__What you are asked to do__
Repeat each entry as written, dropping any picture you find.

__Recorded data__
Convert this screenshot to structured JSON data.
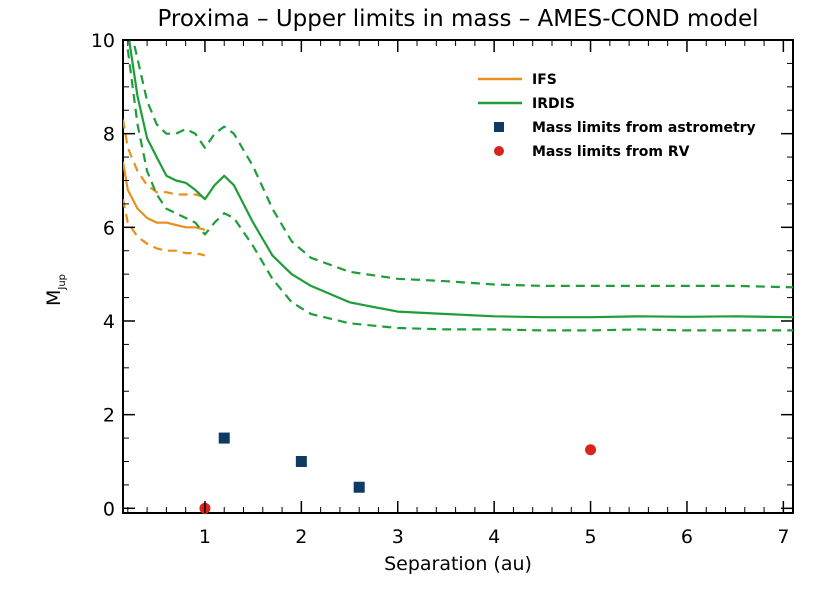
{
  "chart_data": {
    "type": "line",
    "title": "Proxima – Upper limits in mass – AMES-COND model",
    "xlabel": "Separation (au)",
    "ylabel": "M",
    "ylabel_sub": "Jup",
    "xlim": [
      0.15,
      7.1
    ],
    "ylim": [
      -0.1,
      10.0
    ],
    "xticks": [
      1,
      2,
      3,
      4,
      5,
      6,
      7
    ],
    "yticks": [
      0,
      2,
      4,
      6,
      8,
      10
    ],
    "colors": {
      "ifs": "#e8901e",
      "irdis": "#1e9e3a",
      "astrometry": "#0e3a64",
      "rv": "#d8241c"
    },
    "legend": {
      "placement": "top-right",
      "entries": [
        {
          "label": "IFS",
          "kind": "line",
          "color": "#e8901e"
        },
        {
          "label": "IRDIS",
          "kind": "line",
          "color": "#1e9e3a"
        },
        {
          "label": "Mass limits from astrometry",
          "kind": "square",
          "color": "#0e3a64"
        },
        {
          "label": "Mass limits from RV",
          "kind": "circle",
          "color": "#d8241c"
        }
      ]
    },
    "series": [
      {
        "name": "IFS",
        "style": "solid",
        "color": "#e8901e",
        "x": [
          0.15,
          0.2,
          0.3,
          0.4,
          0.5,
          0.6,
          0.7,
          0.8,
          0.9,
          1.0
        ],
        "y": [
          7.4,
          6.8,
          6.4,
          6.2,
          6.1,
          6.1,
          6.05,
          6.0,
          6.0,
          5.95
        ]
      },
      {
        "name": "IFS upper",
        "style": "dashed",
        "color": "#e8901e",
        "x": [
          0.15,
          0.2,
          0.3,
          0.4,
          0.5,
          0.6,
          0.7,
          0.8,
          0.9,
          1.0
        ],
        "y": [
          8.3,
          7.7,
          7.2,
          6.9,
          6.75,
          6.75,
          6.7,
          6.7,
          6.7,
          6.65
        ]
      },
      {
        "name": "IFS lower",
        "style": "dashed",
        "color": "#e8901e",
        "x": [
          0.15,
          0.2,
          0.3,
          0.4,
          0.5,
          0.6,
          0.7,
          0.8,
          0.9,
          1.0
        ],
        "y": [
          6.6,
          6.1,
          5.8,
          5.65,
          5.55,
          5.5,
          5.5,
          5.45,
          5.45,
          5.4
        ]
      },
      {
        "name": "IRDIS",
        "style": "solid",
        "color": "#1e9e3a",
        "x": [
          0.2,
          0.3,
          0.4,
          0.5,
          0.6,
          0.7,
          0.8,
          0.9,
          1.0,
          1.1,
          1.2,
          1.3,
          1.5,
          1.7,
          1.9,
          2.1,
          2.5,
          3.0,
          3.5,
          4.0,
          4.5,
          5.0,
          5.5,
          6.0,
          6.5,
          7.1
        ],
        "y": [
          10.2,
          8.8,
          7.9,
          7.5,
          7.1,
          7.0,
          6.95,
          6.8,
          6.6,
          6.9,
          7.1,
          6.9,
          6.1,
          5.4,
          5.0,
          4.75,
          4.4,
          4.2,
          4.15,
          4.1,
          4.08,
          4.08,
          4.1,
          4.09,
          4.1,
          4.08
        ]
      },
      {
        "name": "IRDIS upper",
        "style": "dashed",
        "color": "#1e9e3a",
        "x": [
          0.2,
          0.3,
          0.4,
          0.5,
          0.6,
          0.7,
          0.8,
          0.9,
          1.0,
          1.1,
          1.2,
          1.3,
          1.5,
          1.7,
          1.9,
          2.1,
          2.5,
          3.0,
          3.5,
          4.0,
          4.5,
          5.0,
          5.5,
          6.0,
          6.5,
          7.1
        ],
        "y": [
          10.5,
          9.6,
          8.7,
          8.2,
          8.0,
          8.0,
          8.1,
          8.0,
          7.7,
          8.0,
          8.15,
          8.0,
          7.3,
          6.4,
          5.7,
          5.35,
          5.05,
          4.9,
          4.85,
          4.78,
          4.75,
          4.75,
          4.75,
          4.75,
          4.75,
          4.72
        ]
      },
      {
        "name": "IRDIS lower",
        "style": "dashed",
        "color": "#1e9e3a",
        "x": [
          0.2,
          0.3,
          0.4,
          0.5,
          0.6,
          0.7,
          0.8,
          0.9,
          1.0,
          1.1,
          1.2,
          1.3,
          1.5,
          1.7,
          1.9,
          2.1,
          2.5,
          3.0,
          3.5,
          4.0,
          4.5,
          5.0,
          5.5,
          6.0,
          6.5,
          7.1
        ],
        "y": [
          9.8,
          8.2,
          7.2,
          6.7,
          6.4,
          6.3,
          6.2,
          6.1,
          5.85,
          6.1,
          6.3,
          6.2,
          5.6,
          4.9,
          4.4,
          4.15,
          3.95,
          3.85,
          3.82,
          3.82,
          3.8,
          3.8,
          3.82,
          3.8,
          3.8,
          3.8
        ]
      }
    ],
    "points": [
      {
        "name": "astrometry",
        "marker": "square",
        "color": "#0e3a64",
        "x": [
          1.2,
          2.0,
          2.6
        ],
        "y": [
          1.5,
          1.0,
          0.45
        ]
      },
      {
        "name": "rv",
        "marker": "circle",
        "color": "#d8241c",
        "x": [
          1.0,
          5.0
        ],
        "y": [
          0.0,
          1.25
        ]
      }
    ]
  }
}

__Correct response__
Convert this screenshot to structured JSON data.
{
  "chart_data": {
    "type": "line",
    "title": "Proxima – Upper limits in mass – AMES-COND model",
    "xlabel": "Separation (au)",
    "ylabel": "M",
    "ylabel_sub": "Jup",
    "xlim": [
      0.15,
      7.1
    ],
    "ylim": [
      -0.1,
      10.0
    ],
    "xticks": [
      1,
      2,
      3,
      4,
      5,
      6,
      7
    ],
    "yticks": [
      0,
      2,
      4,
      6,
      8,
      10
    ],
    "colors": {
      "ifs": "#e8901e",
      "irdis": "#1e9e3a",
      "astrometry": "#0e3a64",
      "rv": "#d8241c"
    },
    "legend": {
      "placement": "top-right",
      "entries": [
        {
          "label": "IFS",
          "kind": "line",
          "color": "#e8901e"
        },
        {
          "label": "IRDIS",
          "kind": "line",
          "color": "#1e9e3a"
        },
        {
          "label": "Mass limits from astrometry",
          "kind": "square",
          "color": "#0e3a64"
        },
        {
          "label": "Mass limits from RV",
          "kind": "circle",
          "color": "#d8241c"
        }
      ]
    },
    "series": [
      {
        "name": "IFS",
        "style": "solid",
        "color": "#e8901e",
        "x": [
          0.15,
          0.2,
          0.3,
          0.4,
          0.5,
          0.6,
          0.7,
          0.8,
          0.9,
          1.0
        ],
        "y": [
          7.4,
          6.8,
          6.4,
          6.2,
          6.1,
          6.1,
          6.05,
          6.0,
          6.0,
          5.95
        ]
      },
      {
        "name": "IFS upper",
        "style": "dashed",
        "color": "#e8901e",
        "x": [
          0.15,
          0.2,
          0.3,
          0.4,
          0.5,
          0.6,
          0.7,
          0.8,
          0.9,
          1.0
        ],
        "y": [
          8.3,
          7.7,
          7.2,
          6.9,
          6.75,
          6.75,
          6.7,
          6.7,
          6.7,
          6.65
        ]
      },
      {
        "name": "IFS lower",
        "style": "dashed",
        "color": "#e8901e",
        "x": [
          0.15,
          0.2,
          0.3,
          0.4,
          0.5,
          0.6,
          0.7,
          0.8,
          0.9,
          1.0
        ],
        "y": [
          6.6,
          6.1,
          5.8,
          5.65,
          5.55,
          5.5,
          5.5,
          5.45,
          5.45,
          5.4
        ]
      },
      {
        "name": "IRDIS",
        "style": "solid",
        "color": "#1e9e3a",
        "x": [
          0.2,
          0.3,
          0.4,
          0.5,
          0.6,
          0.7,
          0.8,
          0.9,
          1.0,
          1.1,
          1.2,
          1.3,
          1.5,
          1.7,
          1.9,
          2.1,
          2.5,
          3.0,
          3.5,
          4.0,
          4.5,
          5.0,
          5.5,
          6.0,
          6.5,
          7.1
        ],
        "y": [
          10.2,
          8.8,
          7.9,
          7.5,
          7.1,
          7.0,
          6.95,
          6.8,
          6.6,
          6.9,
          7.1,
          6.9,
          6.1,
          5.4,
          5.0,
          4.75,
          4.4,
          4.2,
          4.15,
          4.1,
          4.08,
          4.08,
          4.1,
          4.09,
          4.1,
          4.08
        ]
      },
      {
        "name": "IRDIS upper",
        "style": "dashed",
        "color": "#1e9e3a",
        "x": [
          0.2,
          0.3,
          0.4,
          0.5,
          0.6,
          0.7,
          0.8,
          0.9,
          1.0,
          1.1,
          1.2,
          1.3,
          1.5,
          1.7,
          1.9,
          2.1,
          2.5,
          3.0,
          3.5,
          4.0,
          4.5,
          5.0,
          5.5,
          6.0,
          6.5,
          7.1
        ],
        "y": [
          10.5,
          9.6,
          8.7,
          8.2,
          8.0,
          8.0,
          8.1,
          8.0,
          7.7,
          8.0,
          8.15,
          8.0,
          7.3,
          6.4,
          5.7,
          5.35,
          5.05,
          4.9,
          4.85,
          4.78,
          4.75,
          4.75,
          4.75,
          4.75,
          4.75,
          4.72
        ]
      },
      {
        "name": "IRDIS lower",
        "style": "dashed",
        "color": "#1e9e3a",
        "x": [
          0.2,
          0.3,
          0.4,
          0.5,
          0.6,
          0.7,
          0.8,
          0.9,
          1.0,
          1.1,
          1.2,
          1.3,
          1.5,
          1.7,
          1.9,
          2.1,
          2.5,
          3.0,
          3.5,
          4.0,
          4.5,
          5.0,
          5.5,
          6.0,
          6.5,
          7.1
        ],
        "y": [
          9.8,
          8.2,
          7.2,
          6.7,
          6.4,
          6.3,
          6.2,
          6.1,
          5.85,
          6.1,
          6.3,
          6.2,
          5.6,
          4.9,
          4.4,
          4.15,
          3.95,
          3.85,
          3.82,
          3.82,
          3.8,
          3.8,
          3.82,
          3.8,
          3.8,
          3.8
        ]
      }
    ],
    "points": [
      {
        "name": "astrometry",
        "marker": "square",
        "color": "#0e3a64",
        "x": [
          1.2,
          2.0,
          2.6
        ],
        "y": [
          1.5,
          1.0,
          0.45
        ]
      },
      {
        "name": "rv",
        "marker": "circle",
        "color": "#d8241c",
        "x": [
          1.0,
          5.0
        ],
        "y": [
          0.0,
          1.25
        ]
      }
    ]
  }
}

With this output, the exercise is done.